- [PROBLEM] All of the data must be printed exactly; please include every line.

Entries with figure data:
★ ★ ★ ★ ★
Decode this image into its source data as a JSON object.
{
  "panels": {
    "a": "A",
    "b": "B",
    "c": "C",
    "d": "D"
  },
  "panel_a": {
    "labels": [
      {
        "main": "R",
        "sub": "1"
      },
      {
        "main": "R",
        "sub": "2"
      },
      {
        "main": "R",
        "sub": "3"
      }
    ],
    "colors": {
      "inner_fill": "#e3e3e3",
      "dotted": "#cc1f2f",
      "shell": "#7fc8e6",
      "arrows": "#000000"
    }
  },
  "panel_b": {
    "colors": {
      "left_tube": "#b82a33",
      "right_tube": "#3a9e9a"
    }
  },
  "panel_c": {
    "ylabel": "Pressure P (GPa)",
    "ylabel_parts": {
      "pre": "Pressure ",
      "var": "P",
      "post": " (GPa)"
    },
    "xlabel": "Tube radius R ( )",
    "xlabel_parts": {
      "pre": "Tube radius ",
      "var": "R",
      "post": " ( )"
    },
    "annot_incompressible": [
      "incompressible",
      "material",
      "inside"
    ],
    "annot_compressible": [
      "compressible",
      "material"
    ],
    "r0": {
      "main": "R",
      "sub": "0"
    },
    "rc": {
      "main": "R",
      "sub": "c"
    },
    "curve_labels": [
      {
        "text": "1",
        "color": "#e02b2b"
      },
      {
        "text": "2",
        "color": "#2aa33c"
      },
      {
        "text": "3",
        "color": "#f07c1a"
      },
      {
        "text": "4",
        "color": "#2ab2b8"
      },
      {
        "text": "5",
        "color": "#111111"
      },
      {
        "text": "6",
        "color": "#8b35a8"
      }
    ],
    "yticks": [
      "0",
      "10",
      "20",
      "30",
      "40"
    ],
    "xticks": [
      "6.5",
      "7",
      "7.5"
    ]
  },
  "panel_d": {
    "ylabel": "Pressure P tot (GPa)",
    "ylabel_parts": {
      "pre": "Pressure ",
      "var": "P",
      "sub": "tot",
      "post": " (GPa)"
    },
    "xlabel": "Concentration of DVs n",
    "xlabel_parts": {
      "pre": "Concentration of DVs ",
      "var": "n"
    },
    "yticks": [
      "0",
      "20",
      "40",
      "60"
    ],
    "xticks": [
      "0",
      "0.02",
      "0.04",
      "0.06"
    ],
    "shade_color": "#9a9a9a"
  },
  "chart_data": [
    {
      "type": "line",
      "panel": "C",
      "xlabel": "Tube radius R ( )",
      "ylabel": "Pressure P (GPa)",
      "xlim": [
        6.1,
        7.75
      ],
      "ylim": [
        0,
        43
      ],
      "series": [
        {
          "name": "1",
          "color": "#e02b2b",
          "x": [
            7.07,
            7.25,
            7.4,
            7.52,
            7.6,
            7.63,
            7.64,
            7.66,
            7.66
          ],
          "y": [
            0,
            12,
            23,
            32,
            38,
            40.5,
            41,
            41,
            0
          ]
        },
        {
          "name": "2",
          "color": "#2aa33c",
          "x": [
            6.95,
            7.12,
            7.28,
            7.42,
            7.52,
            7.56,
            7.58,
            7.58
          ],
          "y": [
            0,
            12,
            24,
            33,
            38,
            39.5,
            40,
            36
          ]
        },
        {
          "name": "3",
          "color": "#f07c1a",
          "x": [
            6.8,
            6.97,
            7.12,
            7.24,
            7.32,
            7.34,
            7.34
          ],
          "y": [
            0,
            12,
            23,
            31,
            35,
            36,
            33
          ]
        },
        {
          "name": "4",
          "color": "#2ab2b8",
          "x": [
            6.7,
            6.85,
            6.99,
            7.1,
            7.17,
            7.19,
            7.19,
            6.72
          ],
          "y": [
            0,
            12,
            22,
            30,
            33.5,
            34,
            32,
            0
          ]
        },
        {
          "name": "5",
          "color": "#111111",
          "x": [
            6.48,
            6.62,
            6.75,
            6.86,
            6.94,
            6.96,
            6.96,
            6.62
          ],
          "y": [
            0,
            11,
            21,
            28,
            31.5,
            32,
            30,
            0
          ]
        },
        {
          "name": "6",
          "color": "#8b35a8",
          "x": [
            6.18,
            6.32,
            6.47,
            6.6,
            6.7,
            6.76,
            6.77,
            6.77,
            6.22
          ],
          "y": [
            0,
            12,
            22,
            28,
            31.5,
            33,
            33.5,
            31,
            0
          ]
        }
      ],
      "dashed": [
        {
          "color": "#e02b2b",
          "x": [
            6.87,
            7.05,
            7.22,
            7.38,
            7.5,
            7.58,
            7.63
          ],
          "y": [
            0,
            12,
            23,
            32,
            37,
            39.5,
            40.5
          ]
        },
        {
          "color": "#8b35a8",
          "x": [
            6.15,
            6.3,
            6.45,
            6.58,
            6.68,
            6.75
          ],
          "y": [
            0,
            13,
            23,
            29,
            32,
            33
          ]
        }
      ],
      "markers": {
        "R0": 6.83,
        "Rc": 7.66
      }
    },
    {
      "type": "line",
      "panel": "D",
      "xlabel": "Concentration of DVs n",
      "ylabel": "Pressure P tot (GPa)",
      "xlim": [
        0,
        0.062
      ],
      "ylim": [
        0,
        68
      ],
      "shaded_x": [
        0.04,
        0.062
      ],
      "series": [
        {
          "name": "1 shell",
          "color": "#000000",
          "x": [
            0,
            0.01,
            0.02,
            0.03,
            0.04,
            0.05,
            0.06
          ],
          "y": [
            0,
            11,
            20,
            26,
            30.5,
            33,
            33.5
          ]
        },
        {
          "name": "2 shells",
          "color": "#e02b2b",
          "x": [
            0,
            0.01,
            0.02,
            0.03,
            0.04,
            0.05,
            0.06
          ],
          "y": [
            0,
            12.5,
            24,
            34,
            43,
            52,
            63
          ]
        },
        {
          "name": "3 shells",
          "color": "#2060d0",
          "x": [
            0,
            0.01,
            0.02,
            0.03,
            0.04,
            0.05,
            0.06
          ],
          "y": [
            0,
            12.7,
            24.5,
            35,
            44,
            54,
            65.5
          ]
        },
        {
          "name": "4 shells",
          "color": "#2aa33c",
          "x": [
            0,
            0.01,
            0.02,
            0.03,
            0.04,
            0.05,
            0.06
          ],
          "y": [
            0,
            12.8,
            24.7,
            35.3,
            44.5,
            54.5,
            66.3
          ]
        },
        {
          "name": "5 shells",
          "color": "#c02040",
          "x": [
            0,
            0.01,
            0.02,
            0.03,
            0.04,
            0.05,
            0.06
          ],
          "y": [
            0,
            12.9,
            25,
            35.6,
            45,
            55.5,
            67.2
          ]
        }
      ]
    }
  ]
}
★ ★ ★ ★ ★
- [TASK ANSWER]
Decode this image into its source data as a JSON object.
{
  "panels": {
    "a": "A",
    "b": "B",
    "c": "C",
    "d": "D"
  },
  "panel_a": {
    "labels": [
      {
        "main": "R",
        "sub": "1"
      },
      {
        "main": "R",
        "sub": "2"
      },
      {
        "main": "R",
        "sub": "3"
      }
    ],
    "colors": {
      "inner_fill": "#e3e3e3",
      "dotted": "#cc1f2f",
      "shell": "#7fc8e6",
      "arrows": "#000000"
    }
  },
  "panel_b": {
    "colors": {
      "left_tube": "#b82a33",
      "right_tube": "#3a9e9a"
    }
  },
  "panel_c": {
    "ylabel": "Pressure P (GPa)",
    "ylabel_parts": {
      "pre": "Pressure ",
      "var": "P",
      "post": " (GPa)"
    },
    "xlabel": "Tube radius R ( )",
    "xlabel_parts": {
      "pre": "Tube radius ",
      "var": "R",
      "post": " ( )"
    },
    "annot_incompressible": [
      "incompressible",
      "material",
      "inside"
    ],
    "annot_compressible": [
      "compressible",
      "material"
    ],
    "r0": {
      "main": "R",
      "sub": "0"
    },
    "rc": {
      "main": "R",
      "sub": "c"
    },
    "curve_labels": [
      {
        "text": "1",
        "color": "#e02b2b"
      },
      {
        "text": "2",
        "color": "#2aa33c"
      },
      {
        "text": "3",
        "color": "#f07c1a"
      },
      {
        "text": "4",
        "color": "#2ab2b8"
      },
      {
        "text": "5",
        "color": "#111111"
      },
      {
        "text": "6",
        "color": "#8b35a8"
      }
    ],
    "yticks": [
      "0",
      "10",
      "20",
      "30",
      "40"
    ],
    "xticks": [
      "6.5",
      "7",
      "7.5"
    ]
  },
  "panel_d": {
    "ylabel": "Pressure P tot (GPa)",
    "ylabel_parts": {
      "pre": "Pressure ",
      "var": "P",
      "sub": "tot",
      "post": " (GPa)"
    },
    "xlabel": "Concentration of DVs n",
    "xlabel_parts": {
      "pre": "Concentration of DVs ",
      "var": "n"
    },
    "yticks": [
      "0",
      "20",
      "40",
      "60"
    ],
    "xticks": [
      "0",
      "0.02",
      "0.04",
      "0.06"
    ],
    "shade_color": "#9a9a9a"
  },
  "chart_data": [
    {
      "type": "line",
      "panel": "C",
      "xlabel": "Tube radius R ( )",
      "ylabel": "Pressure P (GPa)",
      "xlim": [
        6.1,
        7.75
      ],
      "ylim": [
        0,
        43
      ],
      "series": [
        {
          "name": "1",
          "color": "#e02b2b",
          "x": [
            7.07,
            7.25,
            7.4,
            7.52,
            7.6,
            7.63,
            7.64,
            7.66,
            7.66
          ],
          "y": [
            0,
            12,
            23,
            32,
            38,
            40.5,
            41,
            41,
            0
          ]
        },
        {
          "name": "2",
          "color": "#2aa33c",
          "x": [
            6.95,
            7.12,
            7.28,
            7.42,
            7.52,
            7.56,
            7.58,
            7.58
          ],
          "y": [
            0,
            12,
            24,
            33,
            38,
            39.5,
            40,
            36
          ]
        },
        {
          "name": "3",
          "color": "#f07c1a",
          "x": [
            6.8,
            6.97,
            7.12,
            7.24,
            7.32,
            7.34,
            7.34
          ],
          "y": [
            0,
            12,
            23,
            31,
            35,
            36,
            33
          ]
        },
        {
          "name": "4",
          "color": "#2ab2b8",
          "x": [
            6.7,
            6.85,
            6.99,
            7.1,
            7.17,
            7.19,
            7.19,
            6.72
          ],
          "y": [
            0,
            12,
            22,
            30,
            33.5,
            34,
            32,
            0
          ]
        },
        {
          "name": "5",
          "color": "#111111",
          "x": [
            6.48,
            6.62,
            6.75,
            6.86,
            6.94,
            6.96,
            6.96,
            6.62
          ],
          "y": [
            0,
            11,
            21,
            28,
            31.5,
            32,
            30,
            0
          ]
        },
        {
          "name": "6",
          "color": "#8b35a8",
          "x": [
            6.18,
            6.32,
            6.47,
            6.6,
            6.7,
            6.76,
            6.77,
            6.77,
            6.22
          ],
          "y": [
            0,
            12,
            22,
            28,
            31.5,
            33,
            33.5,
            31,
            0
          ]
        }
      ],
      "dashed": [
        {
          "color": "#e02b2b",
          "x": [
            6.87,
            7.05,
            7.22,
            7.38,
            7.5,
            7.58,
            7.63
          ],
          "y": [
            0,
            12,
            23,
            32,
            37,
            39.5,
            40.5
          ]
        },
        {
          "color": "#8b35a8",
          "x": [
            6.15,
            6.3,
            6.45,
            6.58,
            6.68,
            6.75
          ],
          "y": [
            0,
            13,
            23,
            29,
            32,
            33
          ]
        }
      ],
      "markers": {
        "R0": 6.83,
        "Rc": 7.66
      }
    },
    {
      "type": "line",
      "panel": "D",
      "xlabel": "Concentration of DVs n",
      "ylabel": "Pressure P tot (GPa)",
      "xlim": [
        0,
        0.062
      ],
      "ylim": [
        0,
        68
      ],
      "shaded_x": [
        0.04,
        0.062
      ],
      "series": [
        {
          "name": "1 shell",
          "color": "#000000",
          "x": [
            0,
            0.01,
            0.02,
            0.03,
            0.04,
            0.05,
            0.06
          ],
          "y": [
            0,
            11,
            20,
            26,
            30.5,
            33,
            33.5
          ]
        },
        {
          "name": "2 shells",
          "color": "#e02b2b",
          "x": [
            0,
            0.01,
            0.02,
            0.03,
            0.04,
            0.05,
            0.06
          ],
          "y": [
            0,
            12.5,
            24,
            34,
            43,
            52,
            63
          ]
        },
        {
          "name": "3 shells",
          "color": "#2060d0",
          "x": [
            0,
            0.01,
            0.02,
            0.03,
            0.04,
            0.05,
            0.06
          ],
          "y": [
            0,
            12.7,
            24.5,
            35,
            44,
            54,
            65.5
          ]
        },
        {
          "name": "4 shells",
          "color": "#2aa33c",
          "x": [
            0,
            0.01,
            0.02,
            0.03,
            0.04,
            0.05,
            0.06
          ],
          "y": [
            0,
            12.8,
            24.7,
            35.3,
            44.5,
            54.5,
            66.3
          ]
        },
        {
          "name": "5 shells",
          "color": "#c02040",
          "x": [
            0,
            0.01,
            0.02,
            0.03,
            0.04,
            0.05,
            0.06
          ],
          "y": [
            0,
            12.9,
            25,
            35.6,
            45,
            55.5,
            67.2
          ]
        }
      ]
    }
  ]
}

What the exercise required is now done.